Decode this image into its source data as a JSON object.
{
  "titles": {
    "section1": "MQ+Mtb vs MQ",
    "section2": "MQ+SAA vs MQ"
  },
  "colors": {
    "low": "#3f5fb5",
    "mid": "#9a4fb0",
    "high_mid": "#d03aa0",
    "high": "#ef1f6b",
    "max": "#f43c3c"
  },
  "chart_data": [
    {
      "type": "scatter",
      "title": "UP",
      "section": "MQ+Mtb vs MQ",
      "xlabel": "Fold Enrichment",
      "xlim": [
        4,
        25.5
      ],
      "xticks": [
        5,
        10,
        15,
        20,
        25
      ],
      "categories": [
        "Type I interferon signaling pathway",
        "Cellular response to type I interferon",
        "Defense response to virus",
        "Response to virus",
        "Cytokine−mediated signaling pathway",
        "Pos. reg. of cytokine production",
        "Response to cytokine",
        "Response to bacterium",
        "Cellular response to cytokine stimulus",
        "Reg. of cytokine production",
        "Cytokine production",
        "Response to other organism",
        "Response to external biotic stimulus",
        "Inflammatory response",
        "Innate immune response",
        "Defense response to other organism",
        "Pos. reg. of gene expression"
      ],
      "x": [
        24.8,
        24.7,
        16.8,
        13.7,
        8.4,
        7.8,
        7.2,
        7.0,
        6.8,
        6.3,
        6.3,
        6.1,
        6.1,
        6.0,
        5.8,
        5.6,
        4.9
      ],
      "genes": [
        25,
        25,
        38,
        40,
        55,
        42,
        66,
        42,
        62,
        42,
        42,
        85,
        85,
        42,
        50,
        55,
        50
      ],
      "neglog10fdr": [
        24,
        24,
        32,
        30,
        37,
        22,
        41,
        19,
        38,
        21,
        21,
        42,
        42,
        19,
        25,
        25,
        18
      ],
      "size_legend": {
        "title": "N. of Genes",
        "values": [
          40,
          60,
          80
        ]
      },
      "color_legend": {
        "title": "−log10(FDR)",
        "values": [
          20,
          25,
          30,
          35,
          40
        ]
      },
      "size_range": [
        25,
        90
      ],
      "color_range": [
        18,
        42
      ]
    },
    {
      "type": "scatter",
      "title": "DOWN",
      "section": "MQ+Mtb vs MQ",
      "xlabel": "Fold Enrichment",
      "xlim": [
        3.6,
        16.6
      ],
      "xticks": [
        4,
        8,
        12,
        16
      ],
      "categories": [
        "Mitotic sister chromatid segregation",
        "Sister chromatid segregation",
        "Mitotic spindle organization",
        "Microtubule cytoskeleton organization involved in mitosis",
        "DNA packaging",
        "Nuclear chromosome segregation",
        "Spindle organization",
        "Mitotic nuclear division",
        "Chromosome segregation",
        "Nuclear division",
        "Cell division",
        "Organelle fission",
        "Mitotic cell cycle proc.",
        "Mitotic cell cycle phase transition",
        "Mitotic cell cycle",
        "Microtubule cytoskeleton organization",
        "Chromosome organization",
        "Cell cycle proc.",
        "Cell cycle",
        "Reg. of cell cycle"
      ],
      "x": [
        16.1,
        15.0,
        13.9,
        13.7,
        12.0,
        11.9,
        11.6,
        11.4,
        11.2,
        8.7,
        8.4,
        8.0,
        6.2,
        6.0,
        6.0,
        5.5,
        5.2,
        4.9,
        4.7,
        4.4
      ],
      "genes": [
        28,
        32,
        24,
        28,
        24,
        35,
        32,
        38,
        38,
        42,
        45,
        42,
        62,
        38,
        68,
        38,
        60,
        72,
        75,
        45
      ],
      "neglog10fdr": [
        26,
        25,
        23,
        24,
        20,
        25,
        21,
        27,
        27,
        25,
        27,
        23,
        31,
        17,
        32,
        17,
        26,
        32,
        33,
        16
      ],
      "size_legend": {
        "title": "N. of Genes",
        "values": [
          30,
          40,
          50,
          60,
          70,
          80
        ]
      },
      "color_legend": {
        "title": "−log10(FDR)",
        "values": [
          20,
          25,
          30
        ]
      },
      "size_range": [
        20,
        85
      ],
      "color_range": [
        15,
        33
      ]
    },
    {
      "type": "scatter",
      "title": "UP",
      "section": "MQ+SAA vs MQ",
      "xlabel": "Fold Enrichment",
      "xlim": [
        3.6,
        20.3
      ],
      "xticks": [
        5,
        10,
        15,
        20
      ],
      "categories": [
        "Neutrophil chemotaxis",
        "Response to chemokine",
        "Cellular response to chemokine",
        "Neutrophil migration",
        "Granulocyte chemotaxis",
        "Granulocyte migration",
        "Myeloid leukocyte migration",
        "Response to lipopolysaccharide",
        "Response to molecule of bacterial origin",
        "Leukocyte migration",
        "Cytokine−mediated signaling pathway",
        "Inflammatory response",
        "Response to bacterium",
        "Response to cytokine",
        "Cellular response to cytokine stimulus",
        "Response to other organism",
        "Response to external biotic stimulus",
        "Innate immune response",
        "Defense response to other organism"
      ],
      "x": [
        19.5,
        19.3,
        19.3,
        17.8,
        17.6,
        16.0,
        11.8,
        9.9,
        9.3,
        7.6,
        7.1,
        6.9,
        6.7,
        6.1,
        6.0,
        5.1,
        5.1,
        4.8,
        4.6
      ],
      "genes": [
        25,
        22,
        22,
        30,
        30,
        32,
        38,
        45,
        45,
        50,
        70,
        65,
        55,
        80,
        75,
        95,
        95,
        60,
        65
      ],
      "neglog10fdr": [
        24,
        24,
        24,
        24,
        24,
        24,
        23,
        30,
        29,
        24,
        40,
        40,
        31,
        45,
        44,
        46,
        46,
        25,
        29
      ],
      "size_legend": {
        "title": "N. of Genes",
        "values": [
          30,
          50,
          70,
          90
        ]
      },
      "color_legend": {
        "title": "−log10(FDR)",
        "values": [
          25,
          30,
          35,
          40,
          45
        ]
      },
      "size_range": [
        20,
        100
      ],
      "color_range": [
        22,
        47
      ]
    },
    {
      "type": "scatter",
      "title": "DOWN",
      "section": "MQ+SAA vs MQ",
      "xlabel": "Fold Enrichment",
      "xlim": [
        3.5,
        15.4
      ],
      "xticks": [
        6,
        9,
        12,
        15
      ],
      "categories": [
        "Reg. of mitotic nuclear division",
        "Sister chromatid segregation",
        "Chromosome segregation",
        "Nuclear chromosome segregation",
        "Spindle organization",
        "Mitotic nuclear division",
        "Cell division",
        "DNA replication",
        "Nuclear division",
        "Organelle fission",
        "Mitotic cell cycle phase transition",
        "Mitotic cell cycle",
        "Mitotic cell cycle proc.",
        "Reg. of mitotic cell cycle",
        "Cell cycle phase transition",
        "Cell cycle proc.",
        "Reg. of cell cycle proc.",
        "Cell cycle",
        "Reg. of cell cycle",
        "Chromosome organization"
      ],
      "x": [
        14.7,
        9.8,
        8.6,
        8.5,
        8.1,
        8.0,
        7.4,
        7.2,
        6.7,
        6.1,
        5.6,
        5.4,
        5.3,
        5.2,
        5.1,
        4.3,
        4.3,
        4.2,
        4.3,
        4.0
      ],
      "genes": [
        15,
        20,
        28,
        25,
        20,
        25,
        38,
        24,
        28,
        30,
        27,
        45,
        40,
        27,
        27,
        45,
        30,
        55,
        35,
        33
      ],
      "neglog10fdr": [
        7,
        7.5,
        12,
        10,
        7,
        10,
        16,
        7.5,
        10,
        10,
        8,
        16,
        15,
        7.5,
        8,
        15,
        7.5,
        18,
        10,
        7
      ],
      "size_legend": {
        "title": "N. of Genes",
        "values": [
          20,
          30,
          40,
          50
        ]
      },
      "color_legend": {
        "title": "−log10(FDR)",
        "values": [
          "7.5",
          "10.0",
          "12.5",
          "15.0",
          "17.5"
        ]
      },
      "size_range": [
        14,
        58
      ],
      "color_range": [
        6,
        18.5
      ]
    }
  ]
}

- _Work to be completed_: Gather each line of the records holding the string "interferon".

- _Exercise solution_:
        "Type I interferon signaling pathway",
        "Cellular response to type I interferon",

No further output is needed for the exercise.